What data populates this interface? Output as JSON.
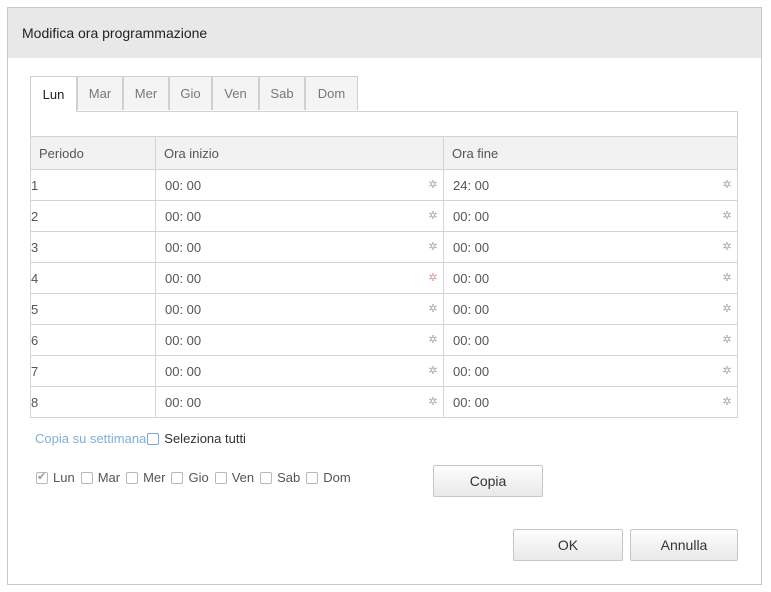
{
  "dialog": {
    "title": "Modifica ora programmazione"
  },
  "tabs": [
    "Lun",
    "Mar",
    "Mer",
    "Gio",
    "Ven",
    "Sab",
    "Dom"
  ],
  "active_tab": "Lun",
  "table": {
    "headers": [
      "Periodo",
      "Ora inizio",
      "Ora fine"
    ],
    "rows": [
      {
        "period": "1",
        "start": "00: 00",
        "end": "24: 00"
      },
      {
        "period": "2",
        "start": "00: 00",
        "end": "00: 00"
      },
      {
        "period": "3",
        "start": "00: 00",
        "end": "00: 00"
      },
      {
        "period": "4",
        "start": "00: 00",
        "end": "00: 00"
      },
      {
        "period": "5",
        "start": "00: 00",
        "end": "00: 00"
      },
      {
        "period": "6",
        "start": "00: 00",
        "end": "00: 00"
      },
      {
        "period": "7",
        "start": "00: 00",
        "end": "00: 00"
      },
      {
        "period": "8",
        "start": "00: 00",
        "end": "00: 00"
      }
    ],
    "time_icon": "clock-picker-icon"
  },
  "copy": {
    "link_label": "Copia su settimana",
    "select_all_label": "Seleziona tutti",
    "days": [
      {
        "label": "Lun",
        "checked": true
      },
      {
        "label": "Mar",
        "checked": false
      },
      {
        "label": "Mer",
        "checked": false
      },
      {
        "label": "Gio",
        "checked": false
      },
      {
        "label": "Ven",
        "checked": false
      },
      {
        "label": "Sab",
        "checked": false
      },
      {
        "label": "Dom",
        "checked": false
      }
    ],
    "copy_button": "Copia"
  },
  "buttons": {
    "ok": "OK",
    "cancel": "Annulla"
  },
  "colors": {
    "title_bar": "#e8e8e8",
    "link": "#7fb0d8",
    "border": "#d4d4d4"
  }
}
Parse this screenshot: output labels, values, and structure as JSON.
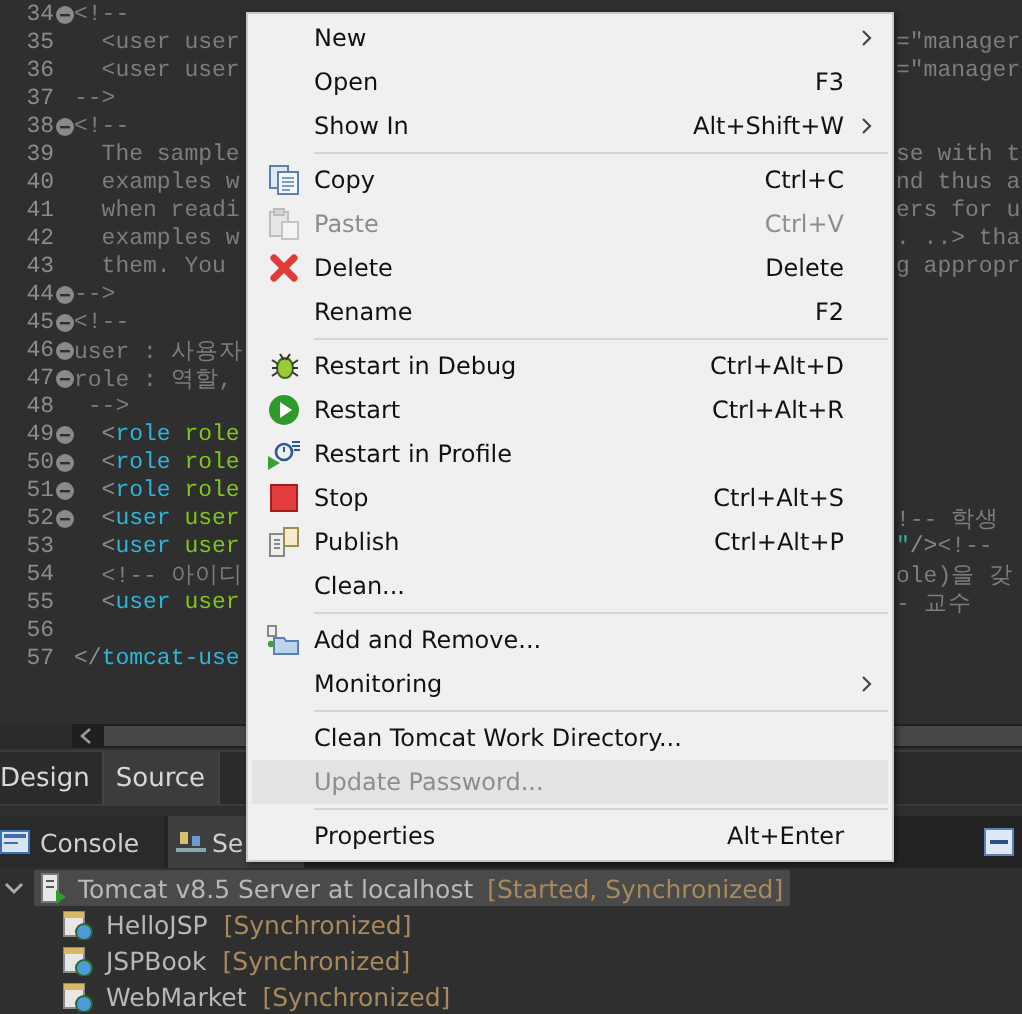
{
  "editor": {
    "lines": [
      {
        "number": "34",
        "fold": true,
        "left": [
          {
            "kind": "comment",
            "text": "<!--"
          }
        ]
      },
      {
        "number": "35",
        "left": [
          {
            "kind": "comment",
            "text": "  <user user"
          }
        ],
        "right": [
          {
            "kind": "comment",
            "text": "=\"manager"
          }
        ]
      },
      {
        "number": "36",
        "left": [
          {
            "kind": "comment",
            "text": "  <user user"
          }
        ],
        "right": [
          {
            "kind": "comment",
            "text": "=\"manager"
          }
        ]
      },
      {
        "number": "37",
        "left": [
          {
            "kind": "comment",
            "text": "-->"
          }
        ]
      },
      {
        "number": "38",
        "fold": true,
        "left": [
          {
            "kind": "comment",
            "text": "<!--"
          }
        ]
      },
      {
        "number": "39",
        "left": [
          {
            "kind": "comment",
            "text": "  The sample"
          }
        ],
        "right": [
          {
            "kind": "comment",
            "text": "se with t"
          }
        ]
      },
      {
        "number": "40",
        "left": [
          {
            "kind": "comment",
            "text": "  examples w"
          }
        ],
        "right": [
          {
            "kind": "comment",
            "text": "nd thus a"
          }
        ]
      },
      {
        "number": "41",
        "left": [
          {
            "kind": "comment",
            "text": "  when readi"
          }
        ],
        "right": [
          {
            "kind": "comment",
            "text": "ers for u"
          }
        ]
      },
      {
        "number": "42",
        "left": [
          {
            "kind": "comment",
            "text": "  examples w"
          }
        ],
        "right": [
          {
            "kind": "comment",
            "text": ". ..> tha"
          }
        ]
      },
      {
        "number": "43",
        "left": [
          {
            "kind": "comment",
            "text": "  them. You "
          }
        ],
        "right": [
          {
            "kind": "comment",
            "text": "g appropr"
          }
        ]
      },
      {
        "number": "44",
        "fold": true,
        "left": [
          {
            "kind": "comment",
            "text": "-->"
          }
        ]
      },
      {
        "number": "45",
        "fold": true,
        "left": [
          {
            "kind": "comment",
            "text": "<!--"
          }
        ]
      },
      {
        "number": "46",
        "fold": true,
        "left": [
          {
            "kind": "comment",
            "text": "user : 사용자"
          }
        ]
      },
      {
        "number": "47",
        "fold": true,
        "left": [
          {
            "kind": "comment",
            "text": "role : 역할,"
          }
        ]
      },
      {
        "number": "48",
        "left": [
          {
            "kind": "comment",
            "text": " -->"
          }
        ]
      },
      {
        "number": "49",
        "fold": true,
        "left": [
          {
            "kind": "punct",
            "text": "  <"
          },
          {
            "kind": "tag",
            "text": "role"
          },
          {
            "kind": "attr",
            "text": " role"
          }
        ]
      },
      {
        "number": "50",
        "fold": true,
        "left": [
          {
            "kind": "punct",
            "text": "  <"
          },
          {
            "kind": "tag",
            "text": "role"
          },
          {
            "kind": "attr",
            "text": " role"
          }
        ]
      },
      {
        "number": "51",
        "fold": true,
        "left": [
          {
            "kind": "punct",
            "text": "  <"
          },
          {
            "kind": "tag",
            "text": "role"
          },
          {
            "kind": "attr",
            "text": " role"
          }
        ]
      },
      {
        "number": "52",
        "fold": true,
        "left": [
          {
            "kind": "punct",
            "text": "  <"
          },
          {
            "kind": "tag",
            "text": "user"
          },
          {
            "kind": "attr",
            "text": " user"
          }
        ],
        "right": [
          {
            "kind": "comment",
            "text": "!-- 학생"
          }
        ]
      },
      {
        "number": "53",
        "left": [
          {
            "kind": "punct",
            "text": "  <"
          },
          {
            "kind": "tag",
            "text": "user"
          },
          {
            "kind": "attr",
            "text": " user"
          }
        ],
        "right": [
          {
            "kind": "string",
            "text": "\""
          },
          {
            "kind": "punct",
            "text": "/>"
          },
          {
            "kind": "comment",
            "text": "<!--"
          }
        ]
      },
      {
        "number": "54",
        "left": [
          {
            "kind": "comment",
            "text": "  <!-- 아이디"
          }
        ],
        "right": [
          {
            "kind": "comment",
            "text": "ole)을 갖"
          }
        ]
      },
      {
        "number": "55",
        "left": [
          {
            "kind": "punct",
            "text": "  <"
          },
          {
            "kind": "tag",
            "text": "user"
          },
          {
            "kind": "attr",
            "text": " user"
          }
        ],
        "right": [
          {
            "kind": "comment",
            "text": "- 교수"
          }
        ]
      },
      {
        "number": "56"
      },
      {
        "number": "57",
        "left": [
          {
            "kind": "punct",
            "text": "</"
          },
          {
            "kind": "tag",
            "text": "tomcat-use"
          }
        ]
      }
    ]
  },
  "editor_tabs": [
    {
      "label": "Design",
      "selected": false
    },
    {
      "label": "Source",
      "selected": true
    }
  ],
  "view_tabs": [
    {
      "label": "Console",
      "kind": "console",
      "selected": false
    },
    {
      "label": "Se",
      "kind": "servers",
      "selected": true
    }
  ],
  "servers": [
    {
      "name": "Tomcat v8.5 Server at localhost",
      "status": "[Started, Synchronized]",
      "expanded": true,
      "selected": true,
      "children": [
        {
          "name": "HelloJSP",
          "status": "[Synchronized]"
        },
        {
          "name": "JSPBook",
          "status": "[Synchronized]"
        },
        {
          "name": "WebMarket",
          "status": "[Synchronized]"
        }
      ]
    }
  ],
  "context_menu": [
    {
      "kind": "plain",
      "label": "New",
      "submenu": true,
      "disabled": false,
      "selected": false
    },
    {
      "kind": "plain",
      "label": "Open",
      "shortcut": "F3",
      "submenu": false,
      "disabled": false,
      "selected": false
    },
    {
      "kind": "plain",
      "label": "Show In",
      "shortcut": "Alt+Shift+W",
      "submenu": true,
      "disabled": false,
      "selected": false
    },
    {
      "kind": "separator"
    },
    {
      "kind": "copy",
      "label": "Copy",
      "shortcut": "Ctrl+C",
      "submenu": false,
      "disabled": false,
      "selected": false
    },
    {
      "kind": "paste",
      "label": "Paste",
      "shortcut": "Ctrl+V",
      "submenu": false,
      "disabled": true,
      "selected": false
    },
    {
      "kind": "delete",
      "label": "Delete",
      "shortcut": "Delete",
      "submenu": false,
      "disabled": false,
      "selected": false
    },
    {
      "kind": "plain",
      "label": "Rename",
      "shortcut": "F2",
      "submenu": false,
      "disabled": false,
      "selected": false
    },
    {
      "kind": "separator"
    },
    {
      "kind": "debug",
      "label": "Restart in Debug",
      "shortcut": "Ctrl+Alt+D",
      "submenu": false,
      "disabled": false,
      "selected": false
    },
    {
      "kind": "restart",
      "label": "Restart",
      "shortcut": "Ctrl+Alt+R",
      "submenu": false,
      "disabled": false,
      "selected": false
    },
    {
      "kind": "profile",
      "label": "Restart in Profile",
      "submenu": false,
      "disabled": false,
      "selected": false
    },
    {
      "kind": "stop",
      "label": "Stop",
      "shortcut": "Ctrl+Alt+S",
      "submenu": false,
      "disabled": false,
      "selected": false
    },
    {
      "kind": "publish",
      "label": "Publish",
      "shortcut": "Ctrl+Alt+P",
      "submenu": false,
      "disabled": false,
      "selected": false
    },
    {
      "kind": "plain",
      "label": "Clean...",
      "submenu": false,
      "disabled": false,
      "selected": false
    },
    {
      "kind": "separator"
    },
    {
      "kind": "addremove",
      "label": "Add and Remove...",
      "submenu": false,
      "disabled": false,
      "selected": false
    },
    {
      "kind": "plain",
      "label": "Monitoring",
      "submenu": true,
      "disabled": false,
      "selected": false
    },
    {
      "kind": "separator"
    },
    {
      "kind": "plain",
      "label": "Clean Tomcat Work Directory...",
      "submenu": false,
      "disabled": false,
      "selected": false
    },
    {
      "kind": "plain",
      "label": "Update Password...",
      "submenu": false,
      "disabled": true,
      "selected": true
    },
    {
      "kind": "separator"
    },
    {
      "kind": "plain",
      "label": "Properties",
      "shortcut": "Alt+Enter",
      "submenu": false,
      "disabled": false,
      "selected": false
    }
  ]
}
===============
## WORK TO DO
Show all lines above holding "Copia".

## TASK RESULT
    "link_label": "Copia su settimana",
    "copy_button": "Copia"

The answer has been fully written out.